═══ Records for the exercise

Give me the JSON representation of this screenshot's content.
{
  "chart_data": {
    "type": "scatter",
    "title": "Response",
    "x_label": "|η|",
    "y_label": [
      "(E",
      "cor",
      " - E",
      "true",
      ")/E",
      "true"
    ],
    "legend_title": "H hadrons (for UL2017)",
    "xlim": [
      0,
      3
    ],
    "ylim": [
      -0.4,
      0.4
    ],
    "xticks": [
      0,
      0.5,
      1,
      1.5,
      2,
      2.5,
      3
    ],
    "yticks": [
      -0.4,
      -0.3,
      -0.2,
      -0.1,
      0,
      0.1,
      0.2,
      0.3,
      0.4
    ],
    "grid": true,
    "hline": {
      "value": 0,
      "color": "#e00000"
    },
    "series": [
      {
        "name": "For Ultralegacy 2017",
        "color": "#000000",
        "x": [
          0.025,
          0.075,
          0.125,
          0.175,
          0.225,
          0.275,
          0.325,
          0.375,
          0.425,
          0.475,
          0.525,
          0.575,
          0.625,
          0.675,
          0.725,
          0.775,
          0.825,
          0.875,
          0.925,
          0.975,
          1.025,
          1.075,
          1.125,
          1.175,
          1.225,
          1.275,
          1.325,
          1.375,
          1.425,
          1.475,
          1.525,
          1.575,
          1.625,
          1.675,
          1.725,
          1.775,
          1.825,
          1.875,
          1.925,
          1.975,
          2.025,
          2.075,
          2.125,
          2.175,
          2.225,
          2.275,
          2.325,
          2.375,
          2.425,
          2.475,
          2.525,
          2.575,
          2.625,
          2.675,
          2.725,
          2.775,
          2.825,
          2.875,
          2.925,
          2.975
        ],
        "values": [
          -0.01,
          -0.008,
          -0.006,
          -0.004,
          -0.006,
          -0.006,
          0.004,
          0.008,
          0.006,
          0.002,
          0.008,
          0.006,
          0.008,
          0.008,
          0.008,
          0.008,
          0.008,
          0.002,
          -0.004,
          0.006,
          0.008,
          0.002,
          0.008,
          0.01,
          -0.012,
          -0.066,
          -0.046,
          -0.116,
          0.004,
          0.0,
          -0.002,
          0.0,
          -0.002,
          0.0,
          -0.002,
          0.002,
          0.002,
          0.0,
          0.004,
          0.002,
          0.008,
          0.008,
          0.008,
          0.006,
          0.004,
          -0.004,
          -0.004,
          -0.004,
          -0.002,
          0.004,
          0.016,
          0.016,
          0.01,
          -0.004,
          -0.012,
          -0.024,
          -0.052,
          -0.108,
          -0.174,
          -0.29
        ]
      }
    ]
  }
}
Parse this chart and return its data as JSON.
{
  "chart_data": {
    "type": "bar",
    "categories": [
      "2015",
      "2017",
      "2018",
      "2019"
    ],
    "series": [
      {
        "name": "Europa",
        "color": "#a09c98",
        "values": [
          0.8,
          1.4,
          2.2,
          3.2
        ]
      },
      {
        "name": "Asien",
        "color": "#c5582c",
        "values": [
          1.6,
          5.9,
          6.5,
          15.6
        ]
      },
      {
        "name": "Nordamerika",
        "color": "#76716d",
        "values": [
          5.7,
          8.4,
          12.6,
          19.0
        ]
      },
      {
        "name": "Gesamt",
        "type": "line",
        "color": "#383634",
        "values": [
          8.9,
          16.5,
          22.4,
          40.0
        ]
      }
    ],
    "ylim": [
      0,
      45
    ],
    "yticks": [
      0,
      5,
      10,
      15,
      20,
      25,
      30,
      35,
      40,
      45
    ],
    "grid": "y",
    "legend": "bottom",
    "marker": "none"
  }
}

══════

— Directions for this task —
Write down the full listing again, exactly.

— Complete response —
Give me the JSON representation of this screenshot's content.
{
  "chart_data": {
    "type": "scatter",
    "title": "Response",
    "x_label": "|η|",
    "y_label": [
      "(E",
      "cor",
      " - E",
      "true",
      ")/E",
      "true"
    ],
    "legend_title": "H hadrons (for UL2017)",
    "xlim": [
      0,
      3
    ],
    "ylim": [
      -0.4,
      0.4
    ],
    "xticks": [
      0,
      0.5,
      1,
      1.5,
      2,
      2.5,
      3
    ],
    "yticks": [
      -0.4,
      -0.3,
      -0.2,
      -0.1,
      0,
      0.1,
      0.2,
      0.3,
      0.4
    ],
    "grid": true,
    "hline": {
      "value": 0,
      "color": "#e00000"
    },
    "series": [
      {
        "name": "For Ultralegacy 2017",
        "color": "#000000",
        "x": [
          0.025,
          0.075,
          0.125,
          0.175,
          0.225,
          0.275,
          0.325,
          0.375,
          0.425,
          0.475,
          0.525,
          0.575,
          0.625,
          0.675,
          0.725,
          0.775,
          0.825,
          0.875,
          0.925,
          0.975,
          1.025,
          1.075,
          1.125,
          1.175,
          1.225,
          1.275,
          1.325,
          1.375,
          1.425,
          1.475,
          1.525,
          1.575,
          1.625,
          1.675,
          1.725,
          1.775,
          1.825,
          1.875,
          1.925,
          1.975,
          2.025,
          2.075,
          2.125,
          2.175,
          2.225,
          2.275,
          2.325,
          2.375,
          2.425,
          2.475,
          2.525,
          2.575,
          2.625,
          2.675,
          2.725,
          2.775,
          2.825,
          2.875,
          2.925,
          2.975
        ],
        "values": [
          -0.01,
          -0.008,
          -0.006,
          -0.004,
          -0.006,
          -0.006,
          0.004,
          0.008,
          0.006,
          0.002,
          0.008,
          0.006,
          0.008,
          0.008,
          0.008,
          0.008,
          0.008,
          0.002,
          -0.004,
          0.006,
          0.008,
          0.002,
          0.008,
          0.01,
          -0.012,
          -0.066,
          -0.046,
          -0.116,
          0.004,
          0.0,
          -0.002,
          0.0,
          -0.002,
          0.0,
          -0.002,
          0.002,
          0.002,
          0.0,
          0.004,
          0.002,
          0.008,
          0.008,
          0.008,
          0.006,
          0.004,
          -0.004,
          -0.004,
          -0.004,
          -0.002,
          0.004,
          0.016,
          0.016,
          0.01,
          -0.004,
          -0.012,
          -0.024,
          -0.052,
          -0.108,
          -0.174,
          -0.29
        ]
      }
    ]
  }
}
Parse this chart and return its data as JSON.
{
  "chart_data": {
    "type": "bar",
    "categories": [
      "2015",
      "2017",
      "2018",
      "2019"
    ],
    "series": [
      {
        "name": "Europa",
        "color": "#a09c98",
        "values": [
          0.8,
          1.4,
          2.2,
          3.2
        ]
      },
      {
        "name": "Asien",
        "color": "#c5582c",
        "values": [
          1.6,
          5.9,
          6.5,
          15.6
        ]
      },
      {
        "name": "Nordamerika",
        "color": "#76716d",
        "values": [
          5.7,
          8.4,
          12.6,
          19.0
        ]
      },
      {
        "name": "Gesamt",
        "type": "line",
        "color": "#383634",
        "values": [
          8.9,
          16.5,
          22.4,
          40.0
        ]
      }
    ],
    "ylim": [
      0,
      45
    ],
    "yticks": [
      0,
      5,
      10,
      15,
      20,
      25,
      30,
      35,
      40,
      45
    ],
    "grid": "y",
    "legend": "bottom",
    "marker": "none"
  }
}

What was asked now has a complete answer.